── Supplied data
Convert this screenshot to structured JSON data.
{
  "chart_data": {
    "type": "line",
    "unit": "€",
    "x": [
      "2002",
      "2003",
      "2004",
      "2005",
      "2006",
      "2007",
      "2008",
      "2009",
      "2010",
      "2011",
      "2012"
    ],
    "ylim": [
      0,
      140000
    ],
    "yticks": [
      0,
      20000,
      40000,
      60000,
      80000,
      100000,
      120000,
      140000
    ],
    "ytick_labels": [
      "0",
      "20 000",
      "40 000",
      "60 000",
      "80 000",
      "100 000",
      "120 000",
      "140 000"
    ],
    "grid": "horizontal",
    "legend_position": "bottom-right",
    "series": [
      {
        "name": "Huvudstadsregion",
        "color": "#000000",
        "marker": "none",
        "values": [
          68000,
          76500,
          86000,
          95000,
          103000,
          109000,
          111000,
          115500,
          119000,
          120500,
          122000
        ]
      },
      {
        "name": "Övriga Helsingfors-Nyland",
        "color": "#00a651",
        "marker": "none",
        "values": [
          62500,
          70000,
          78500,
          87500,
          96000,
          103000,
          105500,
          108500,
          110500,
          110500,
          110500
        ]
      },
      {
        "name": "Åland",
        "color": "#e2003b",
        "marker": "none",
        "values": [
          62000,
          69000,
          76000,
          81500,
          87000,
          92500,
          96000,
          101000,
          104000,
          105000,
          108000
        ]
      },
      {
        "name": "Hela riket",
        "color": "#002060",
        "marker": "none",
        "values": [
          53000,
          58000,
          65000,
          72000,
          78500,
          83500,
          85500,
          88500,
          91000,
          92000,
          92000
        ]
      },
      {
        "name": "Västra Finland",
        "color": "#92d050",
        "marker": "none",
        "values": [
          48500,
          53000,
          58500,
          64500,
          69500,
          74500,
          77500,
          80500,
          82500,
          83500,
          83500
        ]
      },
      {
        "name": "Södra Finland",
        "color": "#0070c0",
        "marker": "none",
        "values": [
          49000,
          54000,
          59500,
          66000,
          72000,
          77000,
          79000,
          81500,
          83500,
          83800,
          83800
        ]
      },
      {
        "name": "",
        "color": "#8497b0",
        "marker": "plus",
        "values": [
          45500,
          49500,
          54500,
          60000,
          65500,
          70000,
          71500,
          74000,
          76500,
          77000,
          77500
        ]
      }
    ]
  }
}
────
▸ Directions: Print all of the data exactly as it was given.

▸ Exercise solution:
Convert this screenshot to structured JSON data.
{
  "chart_data": {
    "type": "line",
    "unit": "€",
    "x": [
      "2002",
      "2003",
      "2004",
      "2005",
      "2006",
      "2007",
      "2008",
      "2009",
      "2010",
      "2011",
      "2012"
    ],
    "ylim": [
      0,
      140000
    ],
    "yticks": [
      0,
      20000,
      40000,
      60000,
      80000,
      100000,
      120000,
      140000
    ],
    "ytick_labels": [
      "0",
      "20 000",
      "40 000",
      "60 000",
      "80 000",
      "100 000",
      "120 000",
      "140 000"
    ],
    "grid": "horizontal",
    "legend_position": "bottom-right",
    "series": [
      {
        "name": "Huvudstadsregion",
        "color": "#000000",
        "marker": "none",
        "values": [
          68000,
          76500,
          86000,
          95000,
          103000,
          109000,
          111000,
          115500,
          119000,
          120500,
          122000
        ]
      },
      {
        "name": "Övriga Helsingfors-Nyland",
        "color": "#00a651",
        "marker": "none",
        "values": [
          62500,
          70000,
          78500,
          87500,
          96000,
          103000,
          105500,
          108500,
          110500,
          110500,
          110500
        ]
      },
      {
        "name": "Åland",
        "color": "#e2003b",
        "marker": "none",
        "values": [
          62000,
          69000,
          76000,
          81500,
          87000,
          92500,
          96000,
          101000,
          104000,
          105000,
          108000
        ]
      },
      {
        "name": "Hela riket",
        "color": "#002060",
        "marker": "none",
        "values": [
          53000,
          58000,
          65000,
          72000,
          78500,
          83500,
          85500,
          88500,
          91000,
          92000,
          92000
        ]
      },
      {
        "name": "Västra Finland",
        "color": "#92d050",
        "marker": "none",
        "values": [
          48500,
          53000,
          58500,
          64500,
          69500,
          74500,
          77500,
          80500,
          82500,
          83500,
          83500
        ]
      },
      {
        "name": "Södra Finland",
        "color": "#0070c0",
        "marker": "none",
        "values": [
          49000,
          54000,
          59500,
          66000,
          72000,
          77000,
          79000,
          81500,
          83500,
          83800,
          83800
        ]
      },
      {
        "name": "",
        "color": "#8497b0",
        "marker": "plus",
        "values": [
          45500,
          49500,
          54500,
          60000,
          65500,
          70000,
          71500,
          74000,
          76500,
          77000,
          77500
        ]
      }
    ]
  }
}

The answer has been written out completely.